**Passage given**
————————
Filichia Features: Sondheim for Two

Filichia Features: Sondheim for Two

As has been the case with thousands of musicals before it, Marry Me A Little starts with an overture.

Or does it?

Our program tells us that this new Keen Company production with recycled Stephen Sondheim songs is a two-character musical. We’ll meet Him and Her, as they were solely named by Craig Lucas and Norman René when they assembled the show in 1980.

So as a pianist begins playing upstage left, we have to wonder if he is Him -- until he makes a mistake and stops playing. Yes, it’s got to be Him – or director Jonathan Silverstein has hired a not-so-hot musician. Him is apparently a composer who’s in his apartment working on a new piece.

In fact, this is indeed John Bell, the show’s musical director. Silverstein has made him a semi-character: a tenant in another apartment whose incessant playing will soon be annoying fellow tenants Him and Her. This production of Marry Me A Little will almost be a three-character musical.

“Moonlight on Flatbush Avenue,” a lyric in the title song of the early Sondheim effort Saturday Night, tells us we’re in Brooklyn. Scenic designer Steven C. Kemp has put Him and Her in a converted loft that’s really supposed to be two converted lofts. But we only see one, because Lucas and Rene decided that one set could be used to represent two different apartments (no doubt, all in the cause of economy).

Maybe Him and Her belong together; after all, they apparently have the same taste in furniture.

Whatever the case, a director must quickly establish that these are not two people in the same apartment. Just having them pass each other without saying anything really isn’t enough; sad to say, plenty of long-term couples do that every day of their lives. Silverstein deftly solves the problem by sending them into the bathroom at the same time. We also get a hint when Her wildly dances by herself the way we all do in our apartments when we’re playing music that we like. We wouldn’t do that and make jerks of ourselves when someone else is watching.
————————
**Given records**
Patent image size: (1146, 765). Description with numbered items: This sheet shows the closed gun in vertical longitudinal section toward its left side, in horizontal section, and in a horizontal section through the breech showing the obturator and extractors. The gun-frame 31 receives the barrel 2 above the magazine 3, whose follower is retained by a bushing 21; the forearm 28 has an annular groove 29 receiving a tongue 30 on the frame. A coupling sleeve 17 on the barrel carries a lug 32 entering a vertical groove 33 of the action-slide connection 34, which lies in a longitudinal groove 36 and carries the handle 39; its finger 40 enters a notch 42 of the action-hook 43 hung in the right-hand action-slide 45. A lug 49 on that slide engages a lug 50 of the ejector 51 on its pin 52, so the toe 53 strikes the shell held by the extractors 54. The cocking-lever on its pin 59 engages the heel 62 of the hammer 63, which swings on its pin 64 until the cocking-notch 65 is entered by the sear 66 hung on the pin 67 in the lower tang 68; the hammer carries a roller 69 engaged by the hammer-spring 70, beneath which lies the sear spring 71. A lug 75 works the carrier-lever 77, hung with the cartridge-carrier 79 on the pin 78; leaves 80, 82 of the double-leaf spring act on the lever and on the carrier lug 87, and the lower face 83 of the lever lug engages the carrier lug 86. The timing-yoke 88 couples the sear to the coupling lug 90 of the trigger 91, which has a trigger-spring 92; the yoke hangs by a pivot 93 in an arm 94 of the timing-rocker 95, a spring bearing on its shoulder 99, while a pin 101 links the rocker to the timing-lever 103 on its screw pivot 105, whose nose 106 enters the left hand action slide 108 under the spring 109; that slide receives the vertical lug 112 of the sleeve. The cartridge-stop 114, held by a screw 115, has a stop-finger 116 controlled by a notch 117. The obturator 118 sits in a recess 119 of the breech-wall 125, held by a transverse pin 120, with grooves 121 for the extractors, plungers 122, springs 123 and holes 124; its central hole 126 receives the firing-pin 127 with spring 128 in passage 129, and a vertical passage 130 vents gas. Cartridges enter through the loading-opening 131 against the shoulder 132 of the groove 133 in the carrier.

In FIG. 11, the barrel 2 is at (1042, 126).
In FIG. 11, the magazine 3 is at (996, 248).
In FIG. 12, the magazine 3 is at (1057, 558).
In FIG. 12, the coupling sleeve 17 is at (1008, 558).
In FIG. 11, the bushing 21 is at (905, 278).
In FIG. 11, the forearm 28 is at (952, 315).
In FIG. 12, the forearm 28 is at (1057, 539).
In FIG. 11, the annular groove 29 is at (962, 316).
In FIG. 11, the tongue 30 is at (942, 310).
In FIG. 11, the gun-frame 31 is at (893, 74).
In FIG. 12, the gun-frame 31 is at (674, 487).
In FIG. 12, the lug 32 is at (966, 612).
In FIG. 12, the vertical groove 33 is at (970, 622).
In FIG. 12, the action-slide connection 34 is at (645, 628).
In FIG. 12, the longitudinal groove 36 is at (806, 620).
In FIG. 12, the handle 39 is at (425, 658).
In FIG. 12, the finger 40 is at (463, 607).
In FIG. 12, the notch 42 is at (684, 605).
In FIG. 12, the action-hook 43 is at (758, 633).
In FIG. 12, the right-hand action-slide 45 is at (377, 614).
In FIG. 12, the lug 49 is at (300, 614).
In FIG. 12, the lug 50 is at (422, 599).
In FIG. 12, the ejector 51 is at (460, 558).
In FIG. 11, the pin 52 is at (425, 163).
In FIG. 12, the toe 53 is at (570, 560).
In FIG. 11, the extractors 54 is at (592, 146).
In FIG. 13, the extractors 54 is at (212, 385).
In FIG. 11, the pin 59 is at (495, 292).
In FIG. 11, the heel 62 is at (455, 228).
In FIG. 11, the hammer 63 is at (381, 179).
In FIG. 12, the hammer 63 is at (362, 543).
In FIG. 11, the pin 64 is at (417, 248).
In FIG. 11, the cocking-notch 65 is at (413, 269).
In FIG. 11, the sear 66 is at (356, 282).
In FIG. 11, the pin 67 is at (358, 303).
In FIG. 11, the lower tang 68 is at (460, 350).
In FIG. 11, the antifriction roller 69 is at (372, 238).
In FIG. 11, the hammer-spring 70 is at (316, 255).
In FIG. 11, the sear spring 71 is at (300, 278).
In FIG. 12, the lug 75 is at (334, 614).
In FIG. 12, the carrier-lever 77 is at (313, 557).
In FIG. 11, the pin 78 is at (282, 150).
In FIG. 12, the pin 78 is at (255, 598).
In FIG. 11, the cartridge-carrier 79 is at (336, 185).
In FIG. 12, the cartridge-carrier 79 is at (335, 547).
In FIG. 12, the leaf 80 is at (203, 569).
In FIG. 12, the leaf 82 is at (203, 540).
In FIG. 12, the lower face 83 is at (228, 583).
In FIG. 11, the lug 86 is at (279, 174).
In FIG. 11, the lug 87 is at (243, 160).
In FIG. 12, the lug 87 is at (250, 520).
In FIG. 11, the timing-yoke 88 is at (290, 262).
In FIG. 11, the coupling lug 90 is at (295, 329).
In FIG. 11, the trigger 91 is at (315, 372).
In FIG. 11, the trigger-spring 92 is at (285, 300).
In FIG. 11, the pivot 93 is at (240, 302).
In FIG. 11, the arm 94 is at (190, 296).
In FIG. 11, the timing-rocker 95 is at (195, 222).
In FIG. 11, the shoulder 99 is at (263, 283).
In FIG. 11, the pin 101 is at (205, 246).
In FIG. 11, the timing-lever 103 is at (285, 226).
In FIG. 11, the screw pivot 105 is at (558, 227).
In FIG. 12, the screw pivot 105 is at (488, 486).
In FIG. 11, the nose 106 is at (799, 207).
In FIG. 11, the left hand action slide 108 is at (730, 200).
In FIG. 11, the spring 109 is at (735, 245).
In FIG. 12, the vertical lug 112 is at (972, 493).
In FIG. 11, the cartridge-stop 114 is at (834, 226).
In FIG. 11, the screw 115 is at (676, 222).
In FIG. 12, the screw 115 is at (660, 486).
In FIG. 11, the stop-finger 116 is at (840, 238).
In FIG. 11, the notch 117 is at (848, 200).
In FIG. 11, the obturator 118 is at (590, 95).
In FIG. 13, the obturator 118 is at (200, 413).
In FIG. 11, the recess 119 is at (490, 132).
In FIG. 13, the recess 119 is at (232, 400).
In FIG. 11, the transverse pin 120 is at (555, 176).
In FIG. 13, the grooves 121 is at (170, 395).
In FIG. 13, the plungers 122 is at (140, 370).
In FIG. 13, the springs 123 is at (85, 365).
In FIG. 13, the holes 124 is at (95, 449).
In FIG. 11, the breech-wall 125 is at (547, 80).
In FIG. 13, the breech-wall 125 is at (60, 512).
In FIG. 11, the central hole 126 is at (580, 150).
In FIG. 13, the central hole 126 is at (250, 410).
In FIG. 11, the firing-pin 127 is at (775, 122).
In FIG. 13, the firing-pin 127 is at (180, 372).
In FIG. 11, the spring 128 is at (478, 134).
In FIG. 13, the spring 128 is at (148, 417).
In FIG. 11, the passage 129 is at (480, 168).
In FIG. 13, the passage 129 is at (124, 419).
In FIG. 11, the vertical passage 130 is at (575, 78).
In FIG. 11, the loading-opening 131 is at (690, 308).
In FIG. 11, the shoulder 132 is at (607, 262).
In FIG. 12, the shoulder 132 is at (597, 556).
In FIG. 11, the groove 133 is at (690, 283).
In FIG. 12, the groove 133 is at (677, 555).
————————
Copy the stretch of the Sondheim review from "In fact, this" through "a three-character musical.", word for word.

In fact, this is indeed John Bell, the show’s musical director. Silverstein has made him a semi-character: a tenant in another apartment whose incessant playing will soon be annoying fellow tenants Him and Her. This production of Marry Me A Little will almost be a three-character musical.